# Task description
Gather all lines with the word "content" in them.

(Dataset entries)
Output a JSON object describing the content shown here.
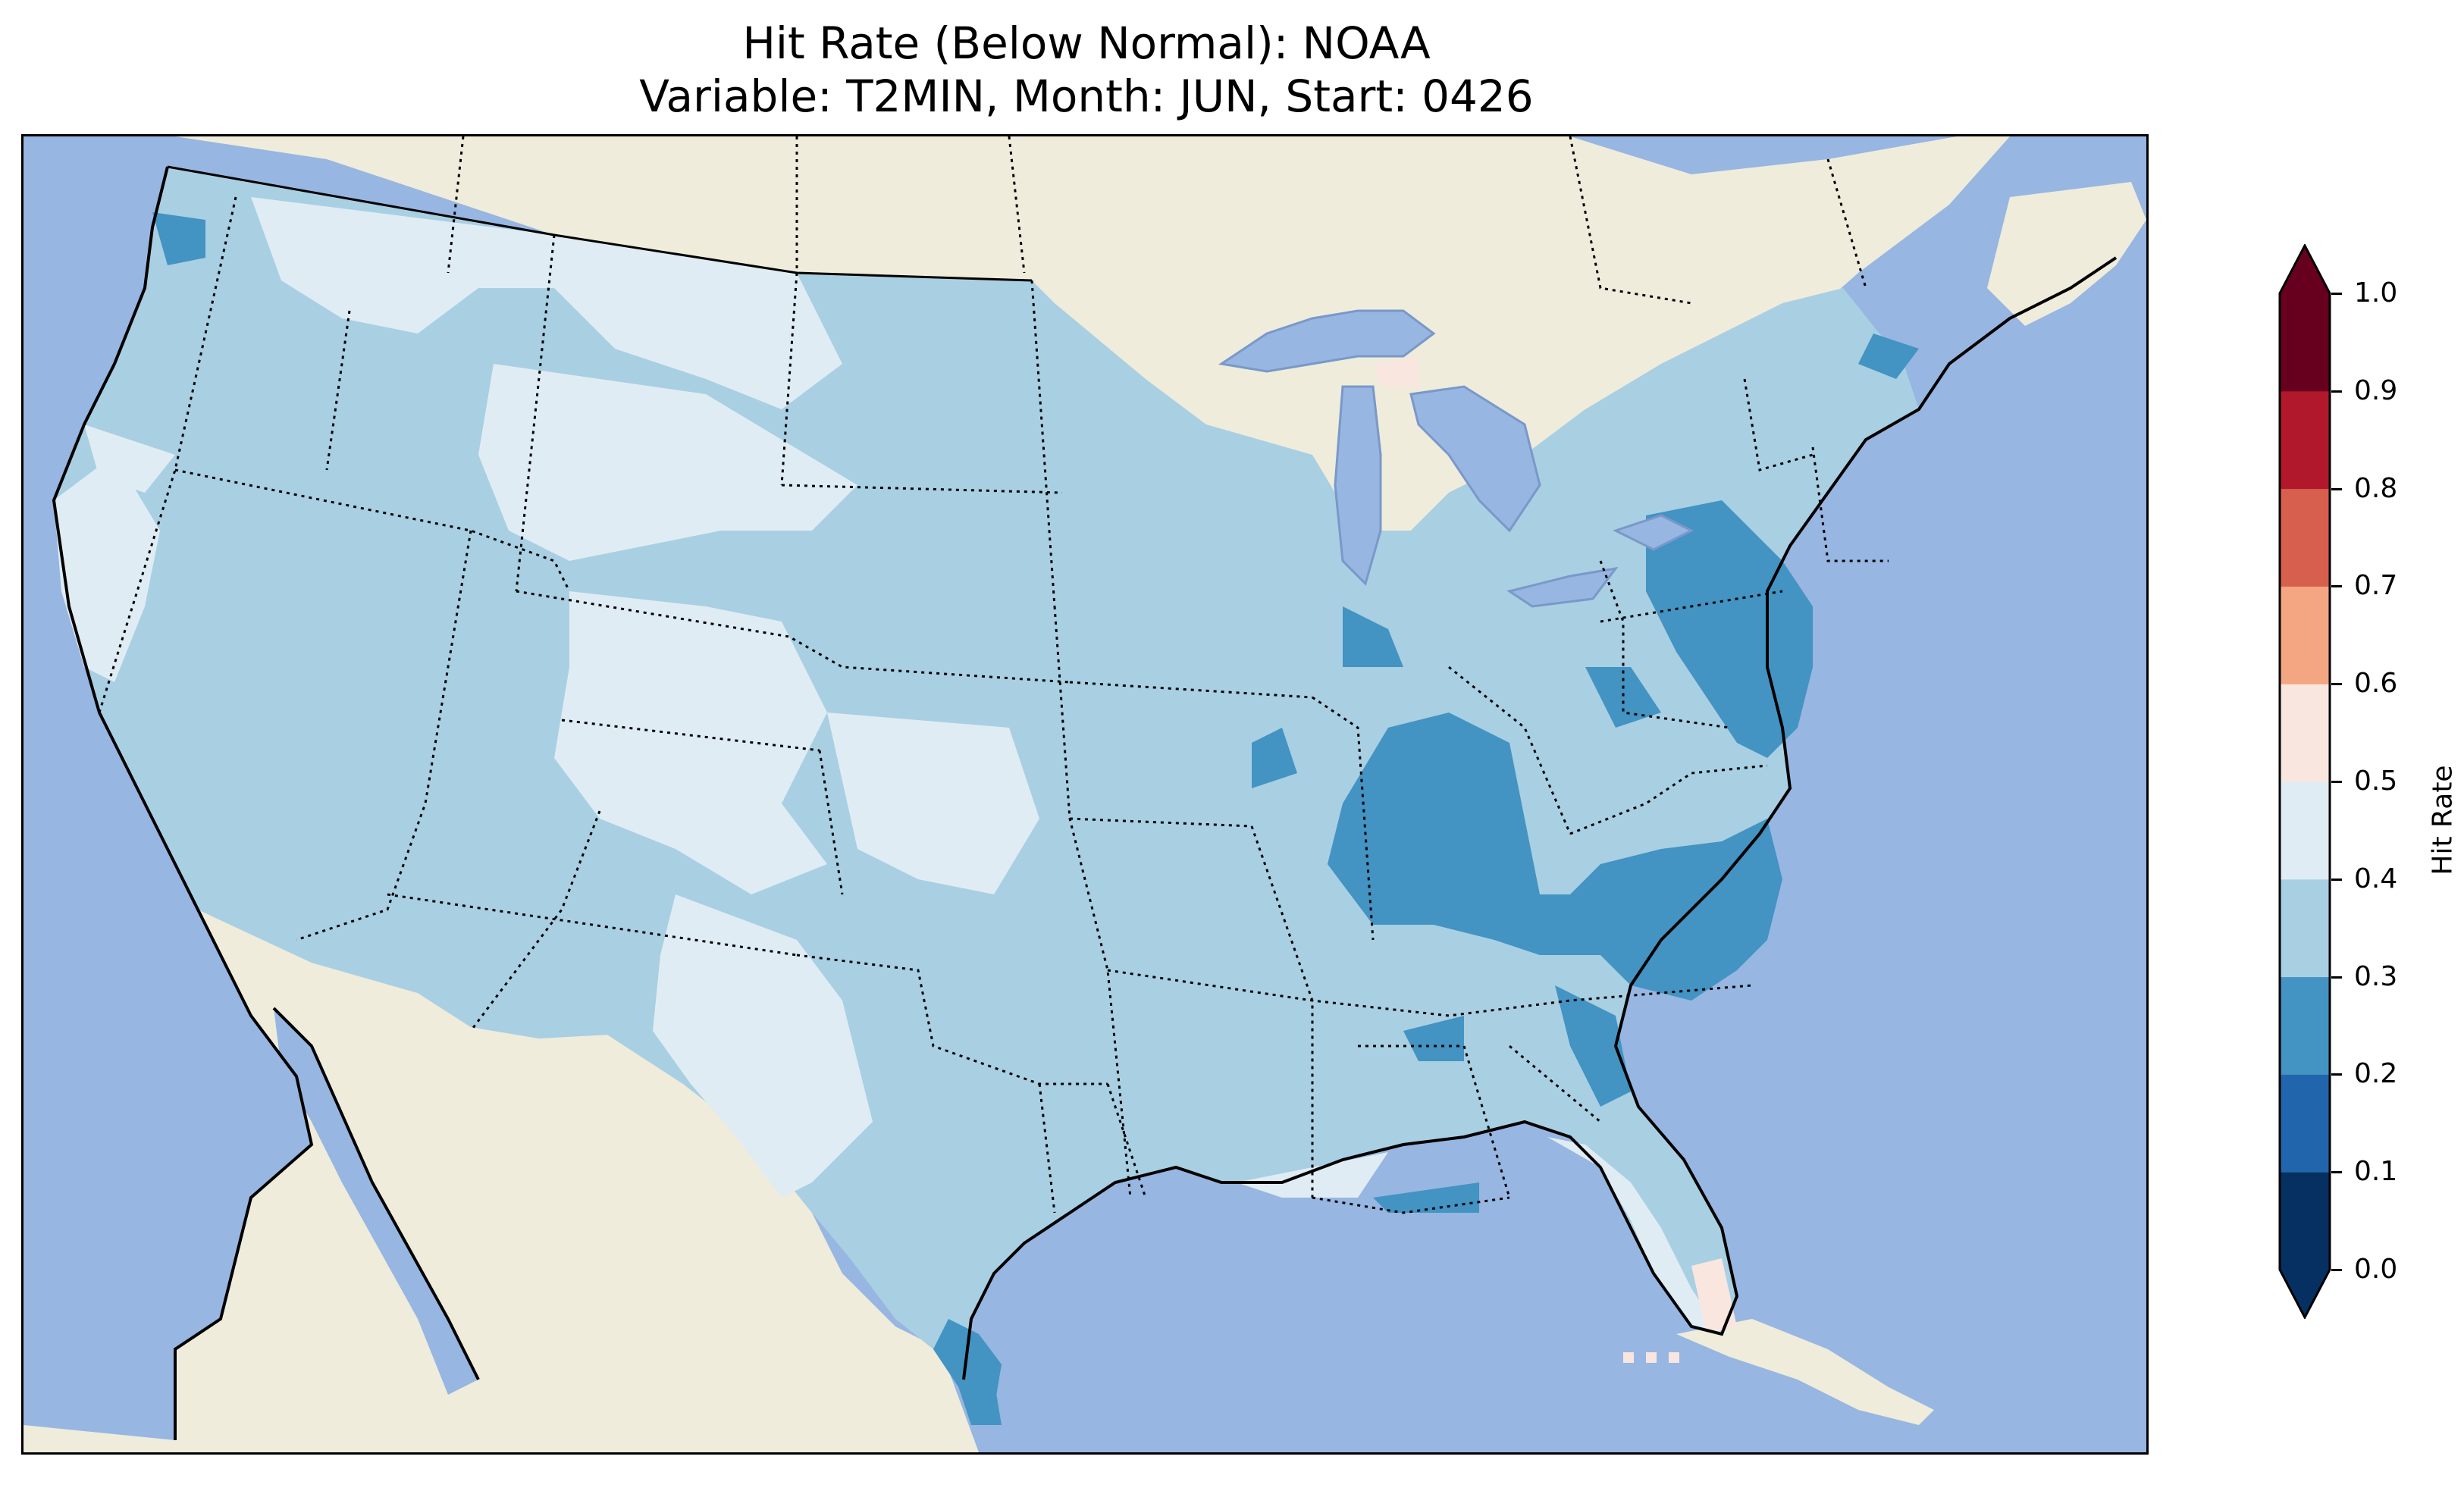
{
  "title": {
    "line1": "Hit Rate (Below Normal): NOAA",
    "line2": "Variable: T2MIN, Month: JUN, Start: 0426"
  },
  "colorbar": {
    "label": "Hit Rate",
    "ticks": [
      "0.0",
      "0.1",
      "0.2",
      "0.3",
      "0.4",
      "0.5",
      "0.6",
      "0.7",
      "0.8",
      "0.9",
      "1.0"
    ],
    "bins": [
      {
        "range": [
          0.0,
          0.1
        ],
        "color": "#053061"
      },
      {
        "range": [
          0.1,
          0.2
        ],
        "color": "#2166ac"
      },
      {
        "range": [
          0.2,
          0.3
        ],
        "color": "#4393c3"
      },
      {
        "range": [
          0.3,
          0.4
        ],
        "color": "#a9cfe3"
      },
      {
        "range": [
          0.4,
          0.5
        ],
        "color": "#e0ecf4"
      },
      {
        "range": [
          0.5,
          0.6
        ],
        "color": "#f8e6df"
      },
      {
        "range": [
          0.6,
          0.7
        ],
        "color": "#f4a582"
      },
      {
        "range": [
          0.7,
          0.8
        ],
        "color": "#d6604d"
      },
      {
        "range": [
          0.8,
          0.9
        ],
        "color": "#b2182b"
      },
      {
        "range": [
          0.9,
          1.0
        ],
        "color": "#67001f"
      }
    ],
    "extend": "both"
  },
  "map": {
    "projection": "Lambert conformal (CONUS)",
    "ocean_color": "#97b6e1",
    "land_color": "#efecdc",
    "lake_color": "#97b6e1",
    "borders": "state lines dotted, coastlines solid"
  }
}
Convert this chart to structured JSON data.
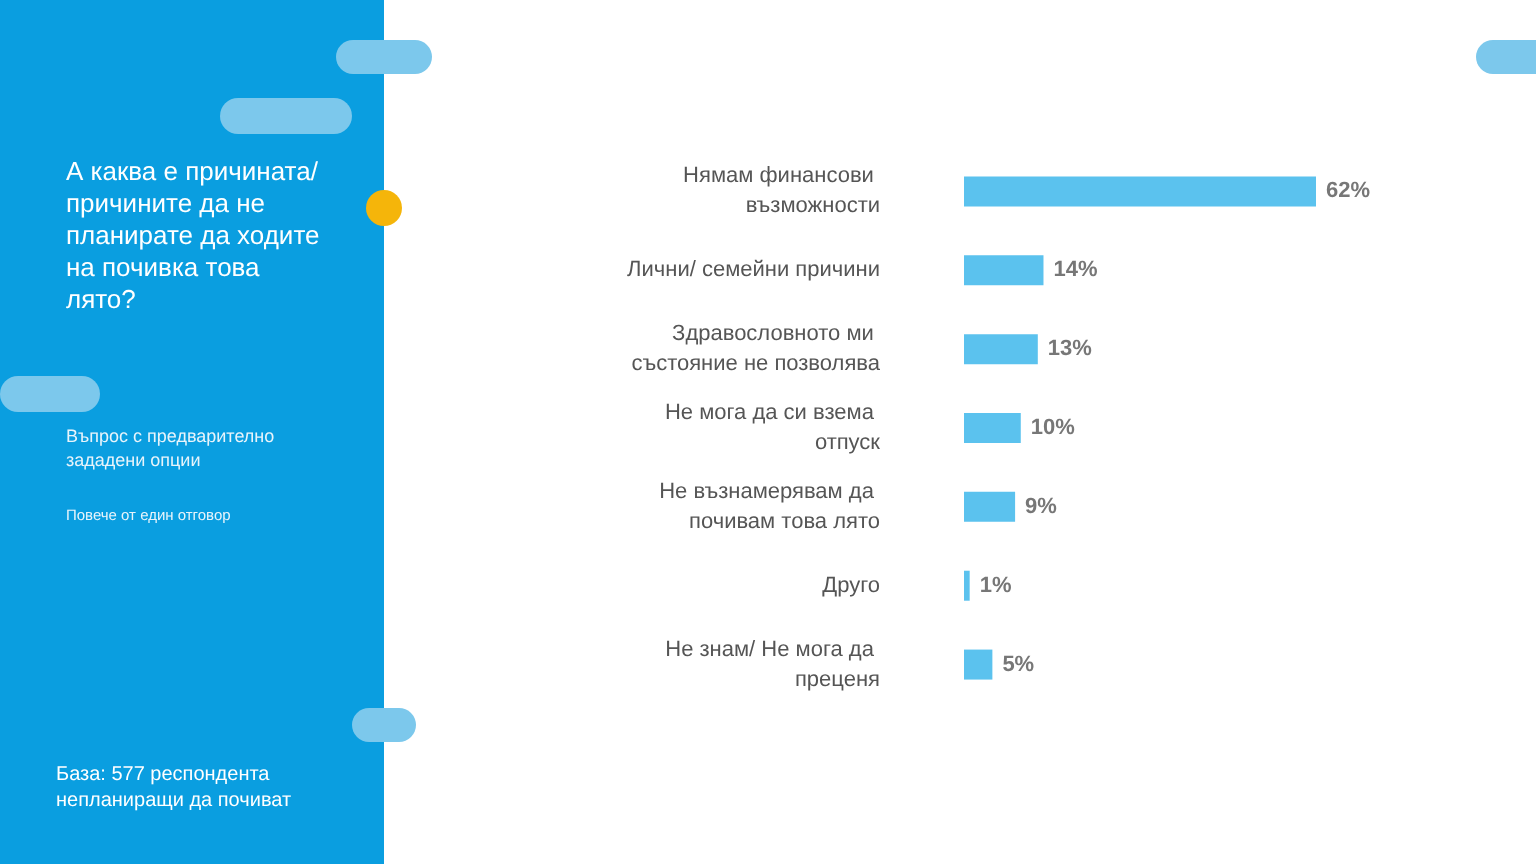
{
  "chart_data": {
    "type": "bar",
    "orientation": "horizontal",
    "title": "А каква е причината/ причините да не планирате да ходите на почивка това лято?",
    "annotations": [
      "Въпрос с предварително зададени опции",
      "Повече от един отговор",
      "База: 577 респондента непланиращи  да почиват"
    ],
    "categories": [
      "Нямам финансови възможности",
      "Лични/ семейни причини",
      "Здравословното ми състояние не позволява",
      "Не мога да си взема отпуск",
      "Не възнамерявам да почивам това лято",
      "Друго",
      "Не знам/ Не мога да преценя"
    ],
    "values": [
      62,
      14,
      13,
      10,
      9,
      1,
      5
    ],
    "value_labels": [
      "62%",
      "14%",
      "13%",
      "10%",
      "9%",
      "1%",
      "5%"
    ],
    "color": "#5bc2ee"
  }
}
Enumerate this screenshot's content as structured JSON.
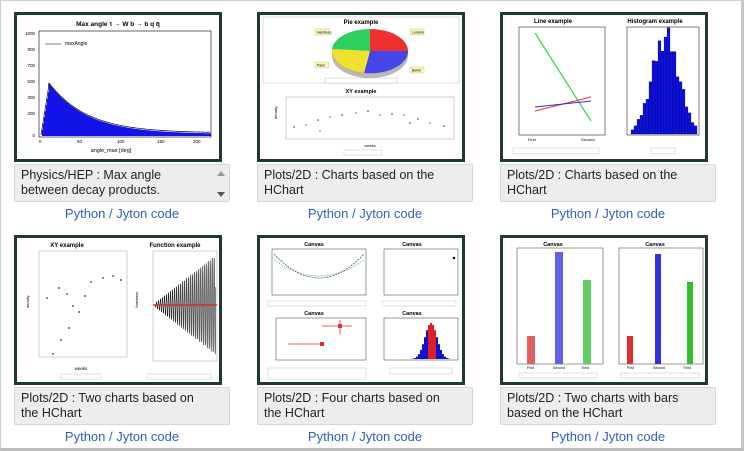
{
  "items": [
    {
      "title": "Physics/HEP : Max angle between decay products.",
      "link": "Python / Jyton code",
      "thumb_title": "Max angle τ → W b → b q q̄",
      "legend": "maxAngle",
      "xlabel": "angle_max [deg]"
    },
    {
      "title": "Plots/2D : Charts based on the HChart",
      "link": "Python / Jyton code",
      "thumb_title": "Pie example",
      "thumb_title2": "XY example",
      "xlabel": "weeks",
      "ylabel": "density",
      "pie_labels": [
        "Hamburg",
        "London",
        "Paris",
        "Berlin"
      ]
    },
    {
      "title": "Plots/2D : Charts based on the HChart",
      "link": "Python / Jyton code",
      "thumb_title": "Line example",
      "thumb_title2": "Histogram example",
      "cat_first": "First",
      "cat_second": "Second"
    },
    {
      "title": "Plots/2D : Two charts based on the HChart",
      "link": "Python / Jyton code",
      "thumb_title": "XY example",
      "thumb_title2": "Function example",
      "xlabel": "weeks",
      "ylabel": "density",
      "ylabel2": "Numbers"
    },
    {
      "title": "Plots/2D : Four charts based on the HChart",
      "link": "Python / Jyton code",
      "thumb_title": "Canvas",
      "thumb_title2": "Canvas",
      "thumb_title3": "Canvas",
      "thumb_title4": "Canvas"
    },
    {
      "title": "Plots/2D : Two charts with bars based on the HChart",
      "link": "Python / Jyton code",
      "thumb_title": "Canvas",
      "thumb_title2": "Canvas",
      "cats": [
        "First",
        "Second",
        "Third"
      ]
    }
  ],
  "colors": {
    "link": "#2f5fbf",
    "frame": "#1f3a34",
    "caption_bg": "#ededed",
    "hist_blue": "#1010e0"
  }
}
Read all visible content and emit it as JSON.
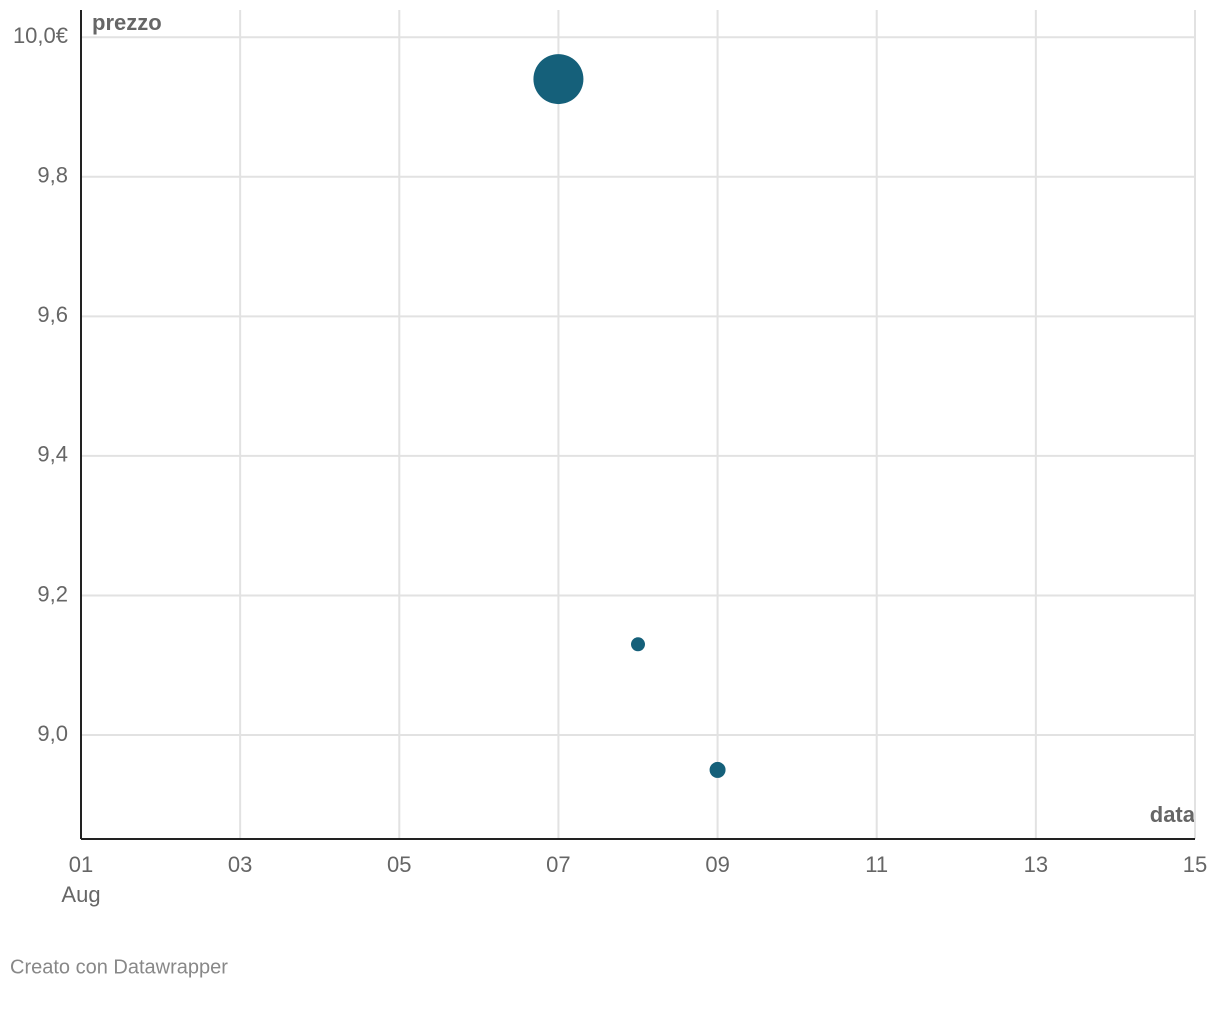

# Result below
Output a JSON object describing the content shown here.
Enumerate this screenshot's content as structured JSON.
Read all visible content and emit it as JSON.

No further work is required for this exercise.